Set exercise |
Exact repetition is required: output every record in full.

Entries shown |
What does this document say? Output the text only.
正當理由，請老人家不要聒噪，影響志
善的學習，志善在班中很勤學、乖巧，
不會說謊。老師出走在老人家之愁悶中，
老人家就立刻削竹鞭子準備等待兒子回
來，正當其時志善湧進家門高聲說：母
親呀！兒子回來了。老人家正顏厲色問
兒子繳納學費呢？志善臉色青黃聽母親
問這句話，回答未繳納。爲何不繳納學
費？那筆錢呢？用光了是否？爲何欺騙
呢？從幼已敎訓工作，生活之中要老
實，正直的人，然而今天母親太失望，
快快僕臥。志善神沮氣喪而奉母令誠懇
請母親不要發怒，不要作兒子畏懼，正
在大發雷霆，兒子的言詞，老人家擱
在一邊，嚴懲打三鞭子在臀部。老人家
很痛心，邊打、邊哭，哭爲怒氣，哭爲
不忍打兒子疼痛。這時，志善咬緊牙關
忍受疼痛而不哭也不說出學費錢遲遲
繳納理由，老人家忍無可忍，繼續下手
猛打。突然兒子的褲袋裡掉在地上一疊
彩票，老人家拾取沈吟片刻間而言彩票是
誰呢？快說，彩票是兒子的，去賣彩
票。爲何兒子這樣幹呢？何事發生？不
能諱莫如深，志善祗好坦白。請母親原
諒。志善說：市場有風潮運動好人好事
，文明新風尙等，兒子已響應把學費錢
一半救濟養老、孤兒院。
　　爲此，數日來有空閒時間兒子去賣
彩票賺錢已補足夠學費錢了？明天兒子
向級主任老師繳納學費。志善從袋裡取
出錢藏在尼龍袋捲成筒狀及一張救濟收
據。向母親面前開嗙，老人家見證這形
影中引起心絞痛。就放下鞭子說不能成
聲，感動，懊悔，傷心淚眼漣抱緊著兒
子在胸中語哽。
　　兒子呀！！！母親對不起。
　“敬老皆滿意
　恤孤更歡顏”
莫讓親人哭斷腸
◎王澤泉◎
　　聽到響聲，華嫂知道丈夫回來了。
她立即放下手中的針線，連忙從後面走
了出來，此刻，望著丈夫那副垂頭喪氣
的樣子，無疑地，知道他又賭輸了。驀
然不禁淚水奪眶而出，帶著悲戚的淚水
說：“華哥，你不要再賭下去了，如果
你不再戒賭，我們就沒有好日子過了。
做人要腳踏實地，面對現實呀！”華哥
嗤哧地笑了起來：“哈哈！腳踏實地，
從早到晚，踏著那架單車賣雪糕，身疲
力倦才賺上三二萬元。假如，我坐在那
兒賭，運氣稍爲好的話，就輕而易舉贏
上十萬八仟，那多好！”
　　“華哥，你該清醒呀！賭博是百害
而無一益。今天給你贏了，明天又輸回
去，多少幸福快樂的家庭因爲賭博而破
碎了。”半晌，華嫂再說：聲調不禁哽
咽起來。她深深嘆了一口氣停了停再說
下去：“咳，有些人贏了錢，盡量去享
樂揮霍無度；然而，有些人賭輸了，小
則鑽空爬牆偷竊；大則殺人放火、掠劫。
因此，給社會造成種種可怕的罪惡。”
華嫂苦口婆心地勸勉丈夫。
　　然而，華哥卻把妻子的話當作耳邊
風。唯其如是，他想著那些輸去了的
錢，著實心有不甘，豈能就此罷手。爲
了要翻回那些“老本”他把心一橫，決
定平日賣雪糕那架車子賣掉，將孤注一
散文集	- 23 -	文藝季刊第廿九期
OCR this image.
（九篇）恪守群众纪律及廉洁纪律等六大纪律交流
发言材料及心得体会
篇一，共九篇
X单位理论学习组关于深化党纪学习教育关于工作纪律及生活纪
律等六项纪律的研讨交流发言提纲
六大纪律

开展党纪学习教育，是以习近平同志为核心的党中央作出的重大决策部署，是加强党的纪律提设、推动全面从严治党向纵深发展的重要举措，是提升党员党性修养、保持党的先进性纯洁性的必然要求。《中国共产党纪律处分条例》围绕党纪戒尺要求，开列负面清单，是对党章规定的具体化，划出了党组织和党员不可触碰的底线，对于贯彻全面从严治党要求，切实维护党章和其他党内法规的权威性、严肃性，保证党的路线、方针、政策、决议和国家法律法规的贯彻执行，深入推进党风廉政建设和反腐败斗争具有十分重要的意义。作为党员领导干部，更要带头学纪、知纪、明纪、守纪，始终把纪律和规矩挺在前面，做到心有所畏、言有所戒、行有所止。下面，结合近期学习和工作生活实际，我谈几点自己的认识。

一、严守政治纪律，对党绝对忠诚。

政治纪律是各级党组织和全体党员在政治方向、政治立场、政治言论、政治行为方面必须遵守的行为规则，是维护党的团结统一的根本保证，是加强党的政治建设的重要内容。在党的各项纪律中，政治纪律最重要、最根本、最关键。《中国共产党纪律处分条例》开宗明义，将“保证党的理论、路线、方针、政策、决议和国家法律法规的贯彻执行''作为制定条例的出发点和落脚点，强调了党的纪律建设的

Answer to this problem |
What does this document say? Output the text only.
正當理由，請老人家不要聒噪，影響志
善的學習，志善在班中很勤學、乖巧，
不會說謊。老師出走在老人家之愁悶中，
老人家就立刻削竹鞭子準備等待兒子回
來，正當其時志善湧進家門高聲說：母
親呀！兒子回來了。老人家正顏厲色問
兒子繳納學費呢？志善臉色青黃聽母親
問這句話，回答未繳納。爲何不繳納學
費？那筆錢呢？用光了是否？爲何欺騙
呢？從幼已敎訓工作，生活之中要老
實，正直的人，然而今天母親太失望，
快快僕臥。志善神沮氣喪而奉母令誠懇
請母親不要發怒，不要作兒子畏懼，正
在大發雷霆，兒子的言詞，老人家擱
在一邊，嚴懲打三鞭子在臀部。老人家
很痛心，邊打、邊哭，哭爲怒氣，哭爲
不忍打兒子疼痛。這時，志善咬緊牙關
忍受疼痛而不哭也不說出學費錢遲遲
繳納理由，老人家忍無可忍，繼續下手
猛打。突然兒子的褲袋裡掉在地上一疊
彩票，老人家拾取沈吟片刻間而言彩票是
誰呢？快說，彩票是兒子的，去賣彩
票。爲何兒子這樣幹呢？何事發生？不
能諱莫如深，志善祗好坦白。請母親原
諒。志善說：市場有風潮運動好人好事
，文明新風尙等，兒子已響應把學費錢
一半救濟養老、孤兒院。
　　爲此，數日來有空閒時間兒子去賣
彩票賺錢已補足夠學費錢了？明天兒子
向級主任老師繳納學費。志善從袋裡取
出錢藏在尼龍袋捲成筒狀及一張救濟收
據。向母親面前開嗙，老人家見證這形
影中引起心絞痛。就放下鞭子說不能成
聲，感動，懊悔，傷心淚眼漣抱緊著兒
子在胸中語哽。
　　兒子呀！！！母親對不起。
　“敬老皆滿意
　恤孤更歡顏”
莫讓親人哭斷腸
◎王澤泉◎
　　聽到響聲，華嫂知道丈夫回來了。
她立即放下手中的針線，連忙從後面走
了出來，此刻，望著丈夫那副垂頭喪氣
的樣子，無疑地，知道他又賭輸了。驀
然不禁淚水奪眶而出，帶著悲戚的淚水
說：“華哥，你不要再賭下去了，如果
你不再戒賭，我們就沒有好日子過了。
做人要腳踏實地，面對現實呀！”華哥
嗤哧地笑了起來：“哈哈！腳踏實地，
從早到晚，踏著那架單車賣雪糕，身疲
力倦才賺上三二萬元。假如，我坐在那
兒賭，運氣稍爲好的話，就輕而易舉贏
上十萬八仟，那多好！”
　　“華哥，你該清醒呀！賭博是百害
而無一益。今天給你贏了，明天又輸回
去，多少幸福快樂的家庭因爲賭博而破
碎了。”半晌，華嫂再說：聲調不禁哽
咽起來。她深深嘆了一口氣停了停再說
下去：“咳，有些人贏了錢，盡量去享
樂揮霍無度；然而，有些人賭輸了，小
則鑽空爬牆偷竊；大則殺人放火、掠劫。
因此，給社會造成種種可怕的罪惡。”
華嫂苦口婆心地勸勉丈夫。
　　然而，華哥卻把妻子的話當作耳邊
風。唯其如是，他想著那些輸去了的
錢，著實心有不甘，豈能就此罷手。爲
了要翻回那些“老本”他把心一橫，決
定平日賣雪糕那架車子賣掉，將孤注一
散文集	- 23 -	文藝季刊第廿九期
OCR this image.
（九篇）恪守群众纪律及廉洁纪律等六大纪律交流
发言材料及心得体会
篇一，共九篇
X单位理论学习组关于深化党纪学习教育关于工作纪律及生活纪
律等六项纪律的研讨交流发言提纲
六大纪律

开展党纪学习教育，是以习近平同志为核心的党中央作出的重大决策部署，是加强党的纪律提设、推动全面从严治党向纵深发展的重要举措，是提升党员党性修养、保持党的先进性纯洁性的必然要求。《中国共产党纪律处分条例》围绕党纪戒尺要求，开列负面清单，是对党章规定的具体化，划出了党组织和党员不可触碰的底线，对于贯彻全面从严治党要求，切实维护党章和其他党内法规的权威性、严肃性，保证党的路线、方针、政策、决议和国家法律法规的贯彻执行，深入推进党风廉政建设和反腐败斗争具有十分重要的意义。作为党员领导干部，更要带头学纪、知纪、明纪、守纪，始终把纪律和规矩挺在前面，做到心有所畏、言有所戒、行有所止。下面，结合近期学习和工作生活实际，我谈几点自己的认识。

一、严守政治纪律，对党绝对忠诚。

政治纪律是各级党组织和全体党员在政治方向、政治立场、政治言论、政治行为方面必须遵守的行为规则，是维护党的团结统一的根本保证，是加强党的政治建设的重要内容。在党的各项纪律中，政治纪律最重要、最根本、最关键。《中国共产党纪律处分条例》开宗明义，将“保证党的理论、路线、方针、政策、决议和国家法律法规的贯彻执行''作为制定条例的出发点和落脚点，强调了党的纪律建设的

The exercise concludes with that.